- [Work instructions]:
Copy all records verbatim.

Records excerpted from a collection
○ ○ ○ ○
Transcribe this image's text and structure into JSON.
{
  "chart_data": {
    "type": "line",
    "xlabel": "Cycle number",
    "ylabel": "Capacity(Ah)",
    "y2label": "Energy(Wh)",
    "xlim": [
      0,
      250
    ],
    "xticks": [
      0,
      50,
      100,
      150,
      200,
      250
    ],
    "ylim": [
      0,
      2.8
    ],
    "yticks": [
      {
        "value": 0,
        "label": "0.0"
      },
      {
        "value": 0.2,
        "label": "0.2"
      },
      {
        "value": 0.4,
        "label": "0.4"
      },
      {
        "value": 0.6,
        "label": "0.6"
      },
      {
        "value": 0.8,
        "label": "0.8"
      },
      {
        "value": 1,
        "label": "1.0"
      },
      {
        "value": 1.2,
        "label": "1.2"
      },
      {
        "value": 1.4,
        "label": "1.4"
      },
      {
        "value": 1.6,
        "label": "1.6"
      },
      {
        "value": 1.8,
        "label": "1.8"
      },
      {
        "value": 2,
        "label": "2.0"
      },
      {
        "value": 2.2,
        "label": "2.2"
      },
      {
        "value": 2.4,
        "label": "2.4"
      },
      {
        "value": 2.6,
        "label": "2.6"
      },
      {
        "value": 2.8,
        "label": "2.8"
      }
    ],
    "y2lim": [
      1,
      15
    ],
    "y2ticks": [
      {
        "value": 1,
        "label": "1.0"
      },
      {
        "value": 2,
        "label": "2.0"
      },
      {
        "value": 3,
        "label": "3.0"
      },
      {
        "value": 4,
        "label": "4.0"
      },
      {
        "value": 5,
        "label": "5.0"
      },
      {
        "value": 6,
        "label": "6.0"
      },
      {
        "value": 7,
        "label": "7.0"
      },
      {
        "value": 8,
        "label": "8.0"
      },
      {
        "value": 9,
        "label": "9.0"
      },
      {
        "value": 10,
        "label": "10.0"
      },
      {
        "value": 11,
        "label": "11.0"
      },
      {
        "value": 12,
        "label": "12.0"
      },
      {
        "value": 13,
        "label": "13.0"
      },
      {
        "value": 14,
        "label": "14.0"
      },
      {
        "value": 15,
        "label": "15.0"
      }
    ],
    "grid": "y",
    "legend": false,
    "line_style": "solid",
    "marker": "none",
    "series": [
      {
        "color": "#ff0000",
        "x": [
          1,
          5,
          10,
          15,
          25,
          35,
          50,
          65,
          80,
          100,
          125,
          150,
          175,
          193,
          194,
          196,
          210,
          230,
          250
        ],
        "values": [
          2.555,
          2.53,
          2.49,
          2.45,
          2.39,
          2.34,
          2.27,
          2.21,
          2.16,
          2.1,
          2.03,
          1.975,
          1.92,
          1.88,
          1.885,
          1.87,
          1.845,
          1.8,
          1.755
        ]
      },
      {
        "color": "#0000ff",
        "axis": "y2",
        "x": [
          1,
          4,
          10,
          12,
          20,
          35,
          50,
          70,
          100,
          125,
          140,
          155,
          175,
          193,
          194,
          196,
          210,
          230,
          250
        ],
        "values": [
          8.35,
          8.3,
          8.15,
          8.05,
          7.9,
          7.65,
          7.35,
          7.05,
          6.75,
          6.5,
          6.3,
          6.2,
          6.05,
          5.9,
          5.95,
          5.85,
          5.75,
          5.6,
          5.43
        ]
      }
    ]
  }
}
○ ○ ○ ○
- [Result of this task]:
Transcribe this image's text and structure into JSON.
{
  "chart_data": {
    "type": "line",
    "xlabel": "Cycle number",
    "ylabel": "Capacity(Ah)",
    "y2label": "Energy(Wh)",
    "xlim": [
      0,
      250
    ],
    "xticks": [
      0,
      50,
      100,
      150,
      200,
      250
    ],
    "ylim": [
      0,
      2.8
    ],
    "yticks": [
      {
        "value": 0,
        "label": "0.0"
      },
      {
        "value": 0.2,
        "label": "0.2"
      },
      {
        "value": 0.4,
        "label": "0.4"
      },
      {
        "value": 0.6,
        "label": "0.6"
      },
      {
        "value": 0.8,
        "label": "0.8"
      },
      {
        "value": 1,
        "label": "1.0"
      },
      {
        "value": 1.2,
        "label": "1.2"
      },
      {
        "value": 1.4,
        "label": "1.4"
      },
      {
        "value": 1.6,
        "label": "1.6"
      },
      {
        "value": 1.8,
        "label": "1.8"
      },
      {
        "value": 2,
        "label": "2.0"
      },
      {
        "value": 2.2,
        "label": "2.2"
      },
      {
        "value": 2.4,
        "label": "2.4"
      },
      {
        "value": 2.6,
        "label": "2.6"
      },
      {
        "value": 2.8,
        "label": "2.8"
      }
    ],
    "y2lim": [
      1,
      15
    ],
    "y2ticks": [
      {
        "value": 1,
        "label": "1.0"
      },
      {
        "value": 2,
        "label": "2.0"
      },
      {
        "value": 3,
        "label": "3.0"
      },
      {
        "value": 4,
        "label": "4.0"
      },
      {
        "value": 5,
        "label": "5.0"
      },
      {
        "value": 6,
        "label": "6.0"
      },
      {
        "value": 7,
        "label": "7.0"
      },
      {
        "value": 8,
        "label": "8.0"
      },
      {
        "value": 9,
        "label": "9.0"
      },
      {
        "value": 10,
        "label": "10.0"
      },
      {
        "value": 11,
        "label": "11.0"
      },
      {
        "value": 12,
        "label": "12.0"
      },
      {
        "value": 13,
        "label": "13.0"
      },
      {
        "value": 14,
        "label": "14.0"
      },
      {
        "value": 15,
        "label": "15.0"
      }
    ],
    "grid": "y",
    "legend": false,
    "line_style": "solid",
    "marker": "none",
    "series": [
      {
        "color": "#ff0000",
        "x": [
          1,
          5,
          10,
          15,
          25,
          35,
          50,
          65,
          80,
          100,
          125,
          150,
          175,
          193,
          194,
          196,
          210,
          230,
          250
        ],
        "values": [
          2.555,
          2.53,
          2.49,
          2.45,
          2.39,
          2.34,
          2.27,
          2.21,
          2.16,
          2.1,
          2.03,
          1.975,
          1.92,
          1.88,
          1.885,
          1.87,
          1.845,
          1.8,
          1.755
        ]
      },
      {
        "color": "#0000ff",
        "axis": "y2",
        "x": [
          1,
          4,
          10,
          12,
          20,
          35,
          50,
          70,
          100,
          125,
          140,
          155,
          175,
          193,
          194,
          196,
          210,
          230,
          250
        ],
        "values": [
          8.35,
          8.3,
          8.15,
          8.05,
          7.9,
          7.65,
          7.35,
          7.05,
          6.75,
          6.5,
          6.3,
          6.2,
          6.05,
          5.9,
          5.95,
          5.85,
          5.75,
          5.6,
          5.43
        ]
      }
    ]
  }
}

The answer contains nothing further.